» **GIVEN REQUEST**
Provide the count of lines that hold "goals" and no other output.

» **AVAILABLE RECORDS**

##########

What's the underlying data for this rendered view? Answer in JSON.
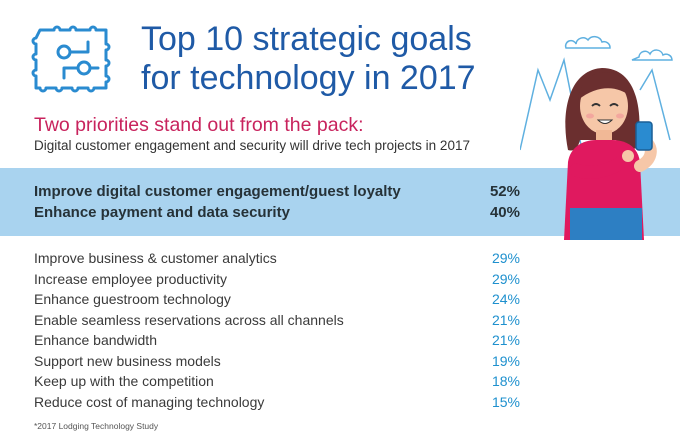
{
  "title_lines": [
    "Top 10 strategic goals",
    "for technology in 2017"
  ],
  "subtitle": "Two priorities stand out from the pack:",
  "subtitle2": "Digital customer engagement and security will drive tech projects in 2017",
  "footnote": "*2017 Lodging Technology Study",
  "icons": {
    "header": "circuit-chip-icon",
    "illustration": "woman-with-phone-illustration"
  },
  "colors": {
    "title": "#1f5aa6",
    "subtitle": "#c8235d",
    "band": "#a9d3ef",
    "percent": "#1e90ce"
  },
  "chart_data": {
    "type": "table",
    "title": "Top 10 strategic goals for technology in 2017",
    "highlighted": [
      {
        "label": "Improve digital customer engagement/guest loyalty",
        "value": "52%"
      },
      {
        "label": "Enhance payment and data security",
        "value": "40%"
      }
    ],
    "rows": [
      {
        "label": "Improve business & customer analytics",
        "value": "29%"
      },
      {
        "label": "Increase employee productivity",
        "value": "29%"
      },
      {
        "label": "Enhance guestroom technology",
        "value": "24%"
      },
      {
        "label": "Enable seamless reservations across all channels",
        "value": "21%"
      },
      {
        "label": "Enhance bandwidth",
        "value": "21%"
      },
      {
        "label": "Support new business models",
        "value": "19%"
      },
      {
        "label": "Keep up with the competition",
        "value": "18%"
      },
      {
        "label": "Reduce cost of managing technology",
        "value": "15%"
      }
    ]
  }
}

##########

» **FINAL RESULT**
2